** Problem description **
The records that follow need to be output exactly as they are.

Data entries
>>
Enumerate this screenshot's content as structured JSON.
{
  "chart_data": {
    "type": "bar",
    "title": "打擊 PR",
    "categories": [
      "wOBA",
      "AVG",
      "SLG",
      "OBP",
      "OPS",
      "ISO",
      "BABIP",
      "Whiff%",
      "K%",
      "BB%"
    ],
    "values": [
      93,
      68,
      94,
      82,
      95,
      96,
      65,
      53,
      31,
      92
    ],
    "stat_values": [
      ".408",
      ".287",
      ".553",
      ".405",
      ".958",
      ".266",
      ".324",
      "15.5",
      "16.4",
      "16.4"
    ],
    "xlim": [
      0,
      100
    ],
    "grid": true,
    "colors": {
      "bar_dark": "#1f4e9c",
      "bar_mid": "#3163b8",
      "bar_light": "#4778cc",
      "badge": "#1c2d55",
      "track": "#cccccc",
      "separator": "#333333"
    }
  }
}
<<
** Task solution **
Enumerate this screenshot's content as structured JSON.
{
  "chart_data": {
    "type": "bar",
    "title": "打擊 PR",
    "categories": [
      "wOBA",
      "AVG",
      "SLG",
      "OBP",
      "OPS",
      "ISO",
      "BABIP",
      "Whiff%",
      "K%",
      "BB%"
    ],
    "values": [
      93,
      68,
      94,
      82,
      95,
      96,
      65,
      53,
      31,
      92
    ],
    "stat_values": [
      ".408",
      ".287",
      ".553",
      ".405",
      ".958",
      ".266",
      ".324",
      "15.5",
      "16.4",
      "16.4"
    ],
    "xlim": [
      0,
      100
    ],
    "grid": true,
    "colors": {
      "bar_dark": "#1f4e9c",
      "bar_mid": "#3163b8",
      "bar_light": "#4778cc",
      "badge": "#1c2d55",
      "track": "#cccccc",
      "separator": "#333333"
    }
  }
}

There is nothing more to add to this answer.